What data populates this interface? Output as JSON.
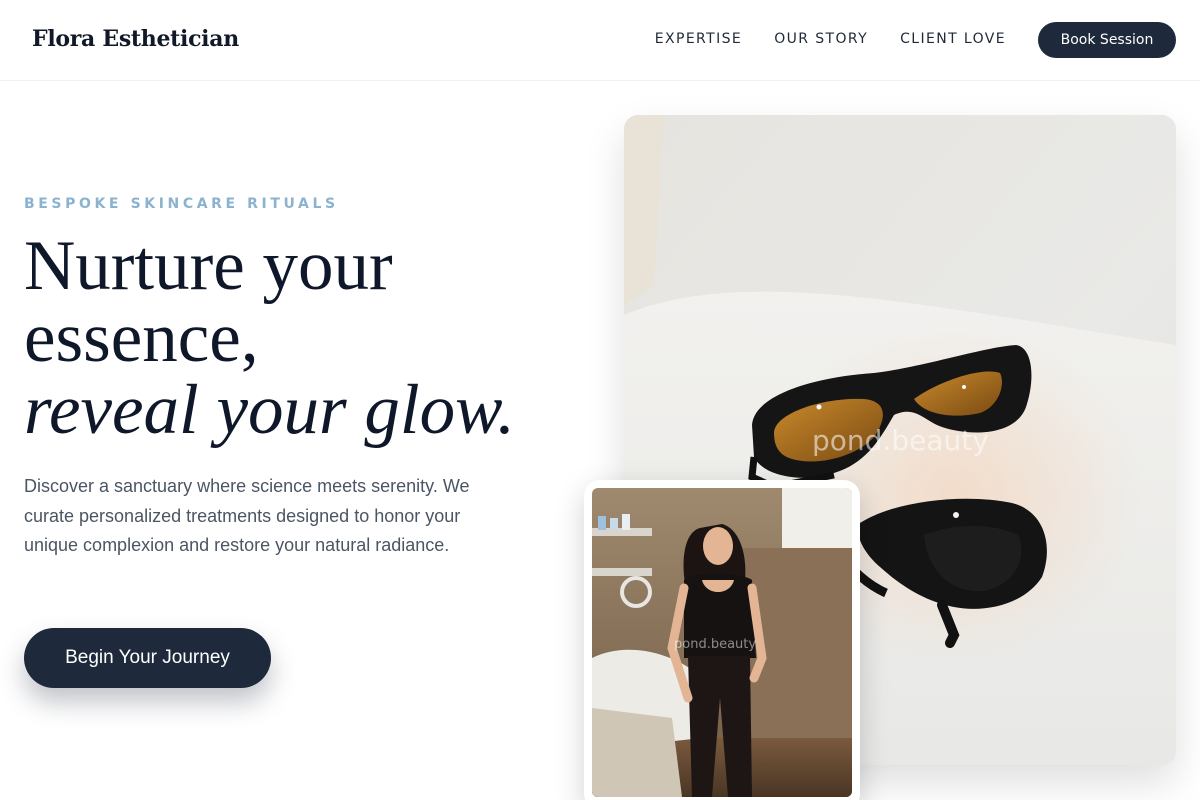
{
  "brand": {
    "name": "Flora Esthetician"
  },
  "nav": {
    "links": [
      "EXPERTISE",
      "OUR STORY",
      "CLIENT LOVE"
    ],
    "cta_label": "Book Session"
  },
  "hero": {
    "eyebrow": "BESPOKE SKINCARE RITUALS",
    "headline": {
      "line1": "Nurture your",
      "line2": "essence,",
      "line3": "reveal your glow."
    },
    "description": "Discover a sanctuary where science meets serenity. We curate personalized treatments designed to honor your unique complexion and restore your natural radiance.",
    "cta_label": "Begin Your Journey"
  },
  "images": {
    "main_watermark": "pond.beauty",
    "inset_watermark": "pond.beauty"
  },
  "colors": {
    "primary": "#1e293b",
    "accent": "#8bb2cf",
    "body_text": "#4b5563"
  }
}
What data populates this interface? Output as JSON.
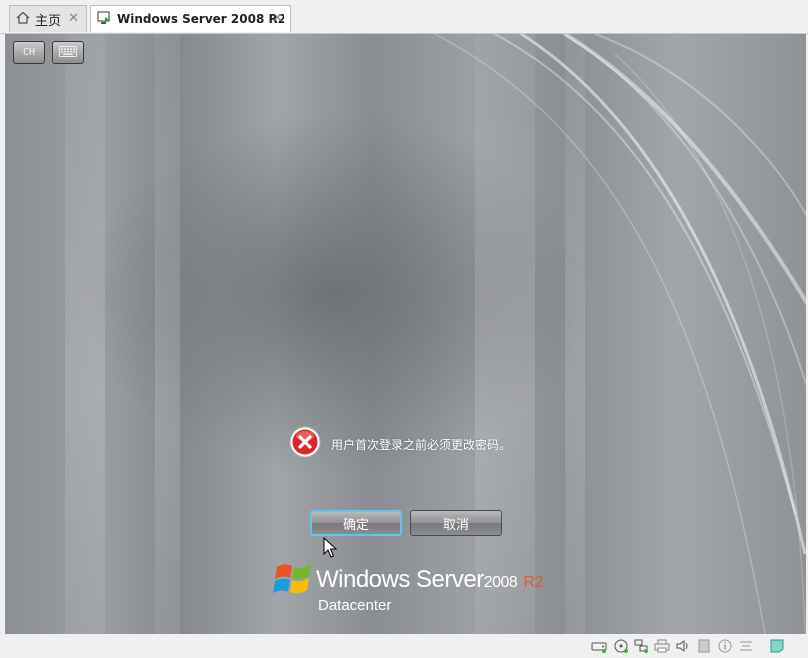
{
  "tabs": [
    {
      "label": "主页",
      "icon": "home-icon",
      "active": false
    },
    {
      "label": "Windows Server 2008 R2 ...",
      "icon": "vm-icon",
      "active": true
    }
  ],
  "vm_toolbar": {
    "lang_label": "CH",
    "keyboard_icon": "keyboard-icon"
  },
  "dialog": {
    "message": "用户首次登录之前必须更改密码。",
    "ok_label": "确定",
    "cancel_label": "取消",
    "icon": "error-icon"
  },
  "branding": {
    "windows": "Windows",
    "server": "Server",
    "version": "2008",
    "r2": "R2",
    "edition": "Datacenter"
  },
  "colors": {
    "r2_accent": "#e05a3a",
    "focus_border": "#5ec7e8",
    "error_red": "#d8262c"
  },
  "statusbar_icons": [
    "hard-disk-icon",
    "cd-dvd-icon",
    "network-icon",
    "printer-icon",
    "sound-icon",
    "usb-icon",
    "info-icon",
    "display-icon",
    "message-icon"
  ]
}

========

> _Stated task_
Find the word "pond" in the data and show each line that holds it.

> _Solution for this task_
    "main_watermark": "pond.beauty",
    "inset_watermark": "pond.beauty"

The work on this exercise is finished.